▸ **Task prompt**: Return every record exactly as written.

▸ **Dataset records**:
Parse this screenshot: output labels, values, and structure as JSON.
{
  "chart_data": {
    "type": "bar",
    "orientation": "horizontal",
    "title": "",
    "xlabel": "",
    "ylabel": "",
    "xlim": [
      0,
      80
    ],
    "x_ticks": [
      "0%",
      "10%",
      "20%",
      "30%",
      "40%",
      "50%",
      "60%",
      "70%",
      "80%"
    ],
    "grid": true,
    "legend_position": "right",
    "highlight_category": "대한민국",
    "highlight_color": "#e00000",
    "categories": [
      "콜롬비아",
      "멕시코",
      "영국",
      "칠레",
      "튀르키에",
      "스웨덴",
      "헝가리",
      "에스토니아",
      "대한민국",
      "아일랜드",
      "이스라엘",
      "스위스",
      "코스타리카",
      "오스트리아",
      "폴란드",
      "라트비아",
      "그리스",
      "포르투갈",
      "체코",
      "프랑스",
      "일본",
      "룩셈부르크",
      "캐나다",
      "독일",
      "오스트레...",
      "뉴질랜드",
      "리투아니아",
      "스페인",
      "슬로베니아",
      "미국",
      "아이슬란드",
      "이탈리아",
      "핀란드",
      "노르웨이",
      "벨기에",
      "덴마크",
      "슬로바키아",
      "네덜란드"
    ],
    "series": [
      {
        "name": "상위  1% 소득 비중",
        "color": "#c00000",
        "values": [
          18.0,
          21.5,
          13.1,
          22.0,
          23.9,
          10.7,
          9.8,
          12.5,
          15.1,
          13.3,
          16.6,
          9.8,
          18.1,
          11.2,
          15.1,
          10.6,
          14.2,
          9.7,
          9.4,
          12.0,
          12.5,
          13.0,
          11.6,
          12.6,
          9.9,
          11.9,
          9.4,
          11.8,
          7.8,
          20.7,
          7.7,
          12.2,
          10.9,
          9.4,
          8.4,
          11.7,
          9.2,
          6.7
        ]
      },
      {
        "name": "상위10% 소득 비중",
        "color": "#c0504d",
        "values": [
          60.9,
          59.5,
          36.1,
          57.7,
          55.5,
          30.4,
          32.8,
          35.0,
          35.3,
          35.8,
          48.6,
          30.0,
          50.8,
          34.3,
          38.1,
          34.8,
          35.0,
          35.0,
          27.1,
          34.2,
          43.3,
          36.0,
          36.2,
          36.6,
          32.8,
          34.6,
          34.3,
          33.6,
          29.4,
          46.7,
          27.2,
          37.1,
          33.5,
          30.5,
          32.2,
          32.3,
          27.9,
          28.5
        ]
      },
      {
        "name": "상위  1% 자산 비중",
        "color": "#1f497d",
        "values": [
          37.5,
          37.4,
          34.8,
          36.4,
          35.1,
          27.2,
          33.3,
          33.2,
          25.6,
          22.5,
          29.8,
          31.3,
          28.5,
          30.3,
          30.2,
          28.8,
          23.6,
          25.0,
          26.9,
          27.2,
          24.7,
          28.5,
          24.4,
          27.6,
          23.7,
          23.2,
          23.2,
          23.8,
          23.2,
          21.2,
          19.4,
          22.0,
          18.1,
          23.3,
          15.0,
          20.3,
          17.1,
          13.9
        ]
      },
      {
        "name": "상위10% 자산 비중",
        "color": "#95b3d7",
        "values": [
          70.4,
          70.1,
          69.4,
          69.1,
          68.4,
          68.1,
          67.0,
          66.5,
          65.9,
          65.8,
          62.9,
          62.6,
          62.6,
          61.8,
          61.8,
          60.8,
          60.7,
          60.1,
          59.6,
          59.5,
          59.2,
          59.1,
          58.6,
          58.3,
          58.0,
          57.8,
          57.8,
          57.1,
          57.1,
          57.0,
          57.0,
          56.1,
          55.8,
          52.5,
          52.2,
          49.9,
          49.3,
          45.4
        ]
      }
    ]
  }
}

▸ **Task solution**:
Parse this screenshot: output labels, values, and structure as JSON.
{
  "chart_data": {
    "type": "bar",
    "orientation": "horizontal",
    "title": "",
    "xlabel": "",
    "ylabel": "",
    "xlim": [
      0,
      80
    ],
    "x_ticks": [
      "0%",
      "10%",
      "20%",
      "30%",
      "40%",
      "50%",
      "60%",
      "70%",
      "80%"
    ],
    "grid": true,
    "legend_position": "right",
    "highlight_category": "대한민국",
    "highlight_color": "#e00000",
    "categories": [
      "콜롬비아",
      "멕시코",
      "영국",
      "칠레",
      "튀르키에",
      "스웨덴",
      "헝가리",
      "에스토니아",
      "대한민국",
      "아일랜드",
      "이스라엘",
      "스위스",
      "코스타리카",
      "오스트리아",
      "폴란드",
      "라트비아",
      "그리스",
      "포르투갈",
      "체코",
      "프랑스",
      "일본",
      "룩셈부르크",
      "캐나다",
      "독일",
      "오스트레...",
      "뉴질랜드",
      "리투아니아",
      "스페인",
      "슬로베니아",
      "미국",
      "아이슬란드",
      "이탈리아",
      "핀란드",
      "노르웨이",
      "벨기에",
      "덴마크",
      "슬로바키아",
      "네덜란드"
    ],
    "series": [
      {
        "name": "상위  1% 소득 비중",
        "color": "#c00000",
        "values": [
          18.0,
          21.5,
          13.1,
          22.0,
          23.9,
          10.7,
          9.8,
          12.5,
          15.1,
          13.3,
          16.6,
          9.8,
          18.1,
          11.2,
          15.1,
          10.6,
          14.2,
          9.7,
          9.4,
          12.0,
          12.5,
          13.0,
          11.6,
          12.6,
          9.9,
          11.9,
          9.4,
          11.8,
          7.8,
          20.7,
          7.7,
          12.2,
          10.9,
          9.4,
          8.4,
          11.7,
          9.2,
          6.7
        ]
      },
      {
        "name": "상위10% 소득 비중",
        "color": "#c0504d",
        "values": [
          60.9,
          59.5,
          36.1,
          57.7,
          55.5,
          30.4,
          32.8,
          35.0,
          35.3,
          35.8,
          48.6,
          30.0,
          50.8,
          34.3,
          38.1,
          34.8,
          35.0,
          35.0,
          27.1,
          34.2,
          43.3,
          36.0,
          36.2,
          36.6,
          32.8,
          34.6,
          34.3,
          33.6,
          29.4,
          46.7,
          27.2,
          37.1,
          33.5,
          30.5,
          32.2,
          32.3,
          27.9,
          28.5
        ]
      },
      {
        "name": "상위  1% 자산 비중",
        "color": "#1f497d",
        "values": [
          37.5,
          37.4,
          34.8,
          36.4,
          35.1,
          27.2,
          33.3,
          33.2,
          25.6,
          22.5,
          29.8,
          31.3,
          28.5,
          30.3,
          30.2,
          28.8,
          23.6,
          25.0,
          26.9,
          27.2,
          24.7,
          28.5,
          24.4,
          27.6,
          23.7,
          23.2,
          23.2,
          23.8,
          23.2,
          21.2,
          19.4,
          22.0,
          18.1,
          23.3,
          15.0,
          20.3,
          17.1,
          13.9
        ]
      },
      {
        "name": "상위10% 자산 비중",
        "color": "#95b3d7",
        "values": [
          70.4,
          70.1,
          69.4,
          69.1,
          68.4,
          68.1,
          67.0,
          66.5,
          65.9,
          65.8,
          62.9,
          62.6,
          62.6,
          61.8,
          61.8,
          60.8,
          60.7,
          60.1,
          59.6,
          59.5,
          59.2,
          59.1,
          58.6,
          58.3,
          58.0,
          57.8,
          57.8,
          57.1,
          57.1,
          57.0,
          57.0,
          56.1,
          55.8,
          52.5,
          52.2,
          49.9,
          49.3,
          45.4
        ]
      }
    ]
  }
}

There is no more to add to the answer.